------ EXTRACTED TEXT

# Getting off 'levothyroxine - how long to normalize?



## Alexandr (Mar 9, 2015)

Hi!

Short story: So if levothyroxine medication taken off, how long it would take for the natural hormone production to normalize?

(It is has been suppressed by the drug.)

Long story: Let's imagine a person had been prescribed levothyroxine for whatever reason, for example because of severe depression. Now the original blood test results are lost in time and you know, the person has been taking the medicine for long years and has no thyroid antibodies present. So let's assume the levothyroxine is no longer needed, but doctor's are unwilling to take the medicine off. As with every hormonal medicine, it suppresses natural hormone production. So if levothyroxine medication taken off, how long it would take for the natural hormone production to normalize?

(It is has been suppressed by the drug.)

Thanks


----------



## joplin1975 (Jul 21, 2011)

That's hard to answer.

Most people need the medication for life...


----------



## Lovlkn (Dec 20, 2009)

What are your current thyroid labs ?


----------



## jenny v (May 6, 2012)

Was the medication originally prescribed just for depression and not for thyroid problems?


----------



## WhatHappened (Nov 12, 2015)

And it sounds like something that should be done in partnership with a doctor. To check bloods, see if the thyroid produces what it should.


----------

------------

**ASSIGNMENT A:** Quote the thread on stopping levothyroxine from "Was the medication" up to and including "what it should.".
**ASSIGNMENT B:** In the thread on stopping levothyroxine, why does the first poster say that the person's natural hormone production has been suppressed? Answer in one to three sentences.
The rows after this sentence are separate material and are not related to the thread on levothyroxine.

------ GIVEN INFORMATION

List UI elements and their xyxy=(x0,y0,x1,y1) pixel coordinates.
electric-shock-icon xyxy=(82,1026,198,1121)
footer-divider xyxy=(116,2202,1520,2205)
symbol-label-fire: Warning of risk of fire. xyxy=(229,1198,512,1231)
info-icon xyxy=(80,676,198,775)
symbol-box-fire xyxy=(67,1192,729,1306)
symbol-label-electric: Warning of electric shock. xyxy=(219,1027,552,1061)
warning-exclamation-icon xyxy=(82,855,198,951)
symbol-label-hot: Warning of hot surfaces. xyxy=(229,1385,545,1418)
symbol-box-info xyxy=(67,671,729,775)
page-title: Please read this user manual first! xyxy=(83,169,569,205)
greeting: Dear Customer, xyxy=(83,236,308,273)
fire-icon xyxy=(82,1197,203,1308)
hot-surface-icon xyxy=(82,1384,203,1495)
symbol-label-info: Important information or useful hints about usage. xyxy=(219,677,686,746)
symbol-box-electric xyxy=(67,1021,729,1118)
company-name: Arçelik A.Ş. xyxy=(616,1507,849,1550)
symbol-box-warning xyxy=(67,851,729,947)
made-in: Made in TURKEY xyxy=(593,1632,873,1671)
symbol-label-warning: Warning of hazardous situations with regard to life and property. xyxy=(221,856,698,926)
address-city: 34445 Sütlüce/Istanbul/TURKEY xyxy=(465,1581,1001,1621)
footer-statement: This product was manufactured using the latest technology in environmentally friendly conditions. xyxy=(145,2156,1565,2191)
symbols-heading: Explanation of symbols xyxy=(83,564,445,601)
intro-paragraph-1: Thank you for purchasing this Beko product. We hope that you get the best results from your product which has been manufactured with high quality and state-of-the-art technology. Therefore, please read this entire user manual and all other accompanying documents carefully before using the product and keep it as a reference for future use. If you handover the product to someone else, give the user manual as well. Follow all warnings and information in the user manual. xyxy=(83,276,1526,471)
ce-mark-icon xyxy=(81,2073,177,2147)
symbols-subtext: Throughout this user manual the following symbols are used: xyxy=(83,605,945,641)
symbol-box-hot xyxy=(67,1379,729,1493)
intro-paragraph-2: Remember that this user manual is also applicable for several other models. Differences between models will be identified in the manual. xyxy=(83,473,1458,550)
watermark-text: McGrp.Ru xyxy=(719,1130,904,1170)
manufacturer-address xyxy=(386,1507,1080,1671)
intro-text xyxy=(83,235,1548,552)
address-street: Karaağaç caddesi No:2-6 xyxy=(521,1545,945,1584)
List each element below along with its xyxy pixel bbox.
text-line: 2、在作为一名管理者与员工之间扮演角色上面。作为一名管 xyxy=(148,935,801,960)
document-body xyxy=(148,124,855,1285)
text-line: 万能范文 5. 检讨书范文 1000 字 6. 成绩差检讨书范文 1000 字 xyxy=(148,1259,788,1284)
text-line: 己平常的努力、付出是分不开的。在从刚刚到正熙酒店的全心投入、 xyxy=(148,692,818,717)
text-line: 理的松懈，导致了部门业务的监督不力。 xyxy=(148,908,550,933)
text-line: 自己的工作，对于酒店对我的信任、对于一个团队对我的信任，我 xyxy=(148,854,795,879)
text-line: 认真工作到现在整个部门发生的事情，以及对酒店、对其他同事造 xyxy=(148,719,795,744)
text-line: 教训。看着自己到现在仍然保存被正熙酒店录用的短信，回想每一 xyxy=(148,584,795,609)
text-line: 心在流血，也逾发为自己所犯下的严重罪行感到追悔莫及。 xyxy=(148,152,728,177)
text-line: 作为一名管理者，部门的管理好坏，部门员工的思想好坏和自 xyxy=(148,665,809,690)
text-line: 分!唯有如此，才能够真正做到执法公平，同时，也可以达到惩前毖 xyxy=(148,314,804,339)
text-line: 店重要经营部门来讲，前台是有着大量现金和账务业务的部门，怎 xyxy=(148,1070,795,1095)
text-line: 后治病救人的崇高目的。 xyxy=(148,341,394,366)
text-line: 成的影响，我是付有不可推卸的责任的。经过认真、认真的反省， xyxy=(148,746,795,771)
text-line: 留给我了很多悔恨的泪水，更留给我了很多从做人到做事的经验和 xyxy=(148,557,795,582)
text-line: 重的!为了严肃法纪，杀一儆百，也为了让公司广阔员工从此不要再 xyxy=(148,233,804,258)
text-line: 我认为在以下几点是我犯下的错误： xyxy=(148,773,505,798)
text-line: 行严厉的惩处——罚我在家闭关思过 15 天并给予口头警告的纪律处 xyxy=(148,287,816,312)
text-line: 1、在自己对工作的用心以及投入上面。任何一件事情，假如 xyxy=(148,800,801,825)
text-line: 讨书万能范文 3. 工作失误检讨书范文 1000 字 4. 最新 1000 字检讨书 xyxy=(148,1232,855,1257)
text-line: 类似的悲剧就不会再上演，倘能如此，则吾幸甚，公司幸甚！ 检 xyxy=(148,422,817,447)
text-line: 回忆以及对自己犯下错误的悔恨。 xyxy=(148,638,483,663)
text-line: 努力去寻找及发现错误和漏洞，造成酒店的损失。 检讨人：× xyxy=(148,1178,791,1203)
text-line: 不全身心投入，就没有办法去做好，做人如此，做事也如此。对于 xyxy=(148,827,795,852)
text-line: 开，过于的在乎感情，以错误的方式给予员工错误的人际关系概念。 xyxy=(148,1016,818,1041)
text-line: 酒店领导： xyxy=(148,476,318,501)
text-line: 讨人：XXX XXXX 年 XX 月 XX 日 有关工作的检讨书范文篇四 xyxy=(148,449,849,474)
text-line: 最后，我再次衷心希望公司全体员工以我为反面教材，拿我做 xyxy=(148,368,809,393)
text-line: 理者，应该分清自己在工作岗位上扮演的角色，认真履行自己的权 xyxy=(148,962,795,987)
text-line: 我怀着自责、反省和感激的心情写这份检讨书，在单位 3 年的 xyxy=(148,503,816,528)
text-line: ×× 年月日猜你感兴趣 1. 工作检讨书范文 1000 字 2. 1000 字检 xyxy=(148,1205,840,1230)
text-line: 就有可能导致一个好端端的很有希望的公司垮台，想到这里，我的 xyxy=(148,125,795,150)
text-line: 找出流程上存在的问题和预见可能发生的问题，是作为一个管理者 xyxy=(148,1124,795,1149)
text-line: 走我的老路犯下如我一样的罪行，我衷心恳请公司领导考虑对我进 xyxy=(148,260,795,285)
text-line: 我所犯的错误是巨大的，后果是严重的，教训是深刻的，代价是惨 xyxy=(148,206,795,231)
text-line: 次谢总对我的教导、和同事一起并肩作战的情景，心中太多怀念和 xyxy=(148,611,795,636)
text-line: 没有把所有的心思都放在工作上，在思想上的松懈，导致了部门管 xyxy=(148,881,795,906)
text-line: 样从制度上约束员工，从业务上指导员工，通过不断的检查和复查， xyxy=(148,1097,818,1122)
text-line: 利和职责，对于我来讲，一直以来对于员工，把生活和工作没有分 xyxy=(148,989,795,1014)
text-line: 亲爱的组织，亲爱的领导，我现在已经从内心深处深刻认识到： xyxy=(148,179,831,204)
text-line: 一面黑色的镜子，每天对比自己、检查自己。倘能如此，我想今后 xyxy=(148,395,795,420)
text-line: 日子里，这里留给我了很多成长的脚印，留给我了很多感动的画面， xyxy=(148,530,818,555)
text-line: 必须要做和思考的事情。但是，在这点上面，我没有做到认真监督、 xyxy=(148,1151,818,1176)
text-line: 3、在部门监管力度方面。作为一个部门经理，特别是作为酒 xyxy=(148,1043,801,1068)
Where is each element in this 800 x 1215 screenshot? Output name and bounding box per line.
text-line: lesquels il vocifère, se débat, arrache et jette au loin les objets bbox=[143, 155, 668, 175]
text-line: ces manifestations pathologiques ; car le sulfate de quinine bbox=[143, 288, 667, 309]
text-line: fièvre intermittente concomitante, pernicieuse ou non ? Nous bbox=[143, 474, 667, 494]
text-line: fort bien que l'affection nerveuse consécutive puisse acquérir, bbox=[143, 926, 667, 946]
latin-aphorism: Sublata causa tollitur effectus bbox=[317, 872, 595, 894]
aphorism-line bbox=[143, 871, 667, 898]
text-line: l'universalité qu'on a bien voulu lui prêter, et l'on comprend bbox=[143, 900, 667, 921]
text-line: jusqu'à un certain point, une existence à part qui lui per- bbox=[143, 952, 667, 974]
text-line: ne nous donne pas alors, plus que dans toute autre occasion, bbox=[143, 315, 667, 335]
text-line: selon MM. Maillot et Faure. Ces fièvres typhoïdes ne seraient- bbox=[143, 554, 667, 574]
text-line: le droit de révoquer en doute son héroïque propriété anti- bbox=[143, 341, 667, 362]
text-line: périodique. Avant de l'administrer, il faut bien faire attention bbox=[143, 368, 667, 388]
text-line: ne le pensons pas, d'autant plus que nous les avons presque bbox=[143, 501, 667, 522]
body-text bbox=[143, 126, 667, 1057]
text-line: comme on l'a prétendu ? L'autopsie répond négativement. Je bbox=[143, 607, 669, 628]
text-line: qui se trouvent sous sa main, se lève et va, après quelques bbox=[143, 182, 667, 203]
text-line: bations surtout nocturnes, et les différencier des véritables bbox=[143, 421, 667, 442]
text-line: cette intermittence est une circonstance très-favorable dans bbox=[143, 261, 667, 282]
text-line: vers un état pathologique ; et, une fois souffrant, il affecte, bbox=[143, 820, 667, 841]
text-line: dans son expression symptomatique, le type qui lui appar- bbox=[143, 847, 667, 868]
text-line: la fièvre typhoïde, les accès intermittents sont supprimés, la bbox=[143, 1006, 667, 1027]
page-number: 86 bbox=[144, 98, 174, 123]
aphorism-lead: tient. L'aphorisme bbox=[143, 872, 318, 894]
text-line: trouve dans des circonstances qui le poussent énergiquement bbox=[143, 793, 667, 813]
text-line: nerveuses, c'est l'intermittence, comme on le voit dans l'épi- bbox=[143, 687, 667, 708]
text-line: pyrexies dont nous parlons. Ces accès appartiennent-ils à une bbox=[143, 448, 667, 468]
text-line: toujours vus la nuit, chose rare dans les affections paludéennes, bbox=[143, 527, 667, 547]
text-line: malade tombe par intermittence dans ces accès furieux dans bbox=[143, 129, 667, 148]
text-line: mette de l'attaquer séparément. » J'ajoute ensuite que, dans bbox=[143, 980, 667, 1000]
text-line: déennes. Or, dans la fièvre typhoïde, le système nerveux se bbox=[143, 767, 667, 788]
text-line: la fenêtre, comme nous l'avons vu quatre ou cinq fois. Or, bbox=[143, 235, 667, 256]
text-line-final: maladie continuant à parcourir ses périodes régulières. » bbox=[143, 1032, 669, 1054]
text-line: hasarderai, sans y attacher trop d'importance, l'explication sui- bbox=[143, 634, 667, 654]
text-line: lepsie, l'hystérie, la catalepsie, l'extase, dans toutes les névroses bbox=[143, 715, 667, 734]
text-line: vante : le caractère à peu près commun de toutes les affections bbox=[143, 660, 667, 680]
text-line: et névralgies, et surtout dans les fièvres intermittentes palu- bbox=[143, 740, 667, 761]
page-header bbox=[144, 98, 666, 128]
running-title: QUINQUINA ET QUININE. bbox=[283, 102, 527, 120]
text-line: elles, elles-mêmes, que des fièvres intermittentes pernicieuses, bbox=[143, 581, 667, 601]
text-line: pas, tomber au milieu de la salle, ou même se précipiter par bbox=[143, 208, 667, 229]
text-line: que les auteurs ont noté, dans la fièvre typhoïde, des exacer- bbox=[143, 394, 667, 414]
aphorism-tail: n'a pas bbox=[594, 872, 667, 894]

------------

**ANSWER SPACE A:**
Was the medication originally prescribed just for depression and not for thyroid problems?


----------



## WhatHappened (Nov 12, 2015)

And it sounds like something that should be done in partnership with a doctor. To check bloods, see if the thyroid produces what it should.

**ANSWER SPACE B:** The poster says that levothyroxine suppresses natural hormone production, as every hormonal medicine does. The person has taken it for long years, so the poster takes that production to have been suppressed by the drug.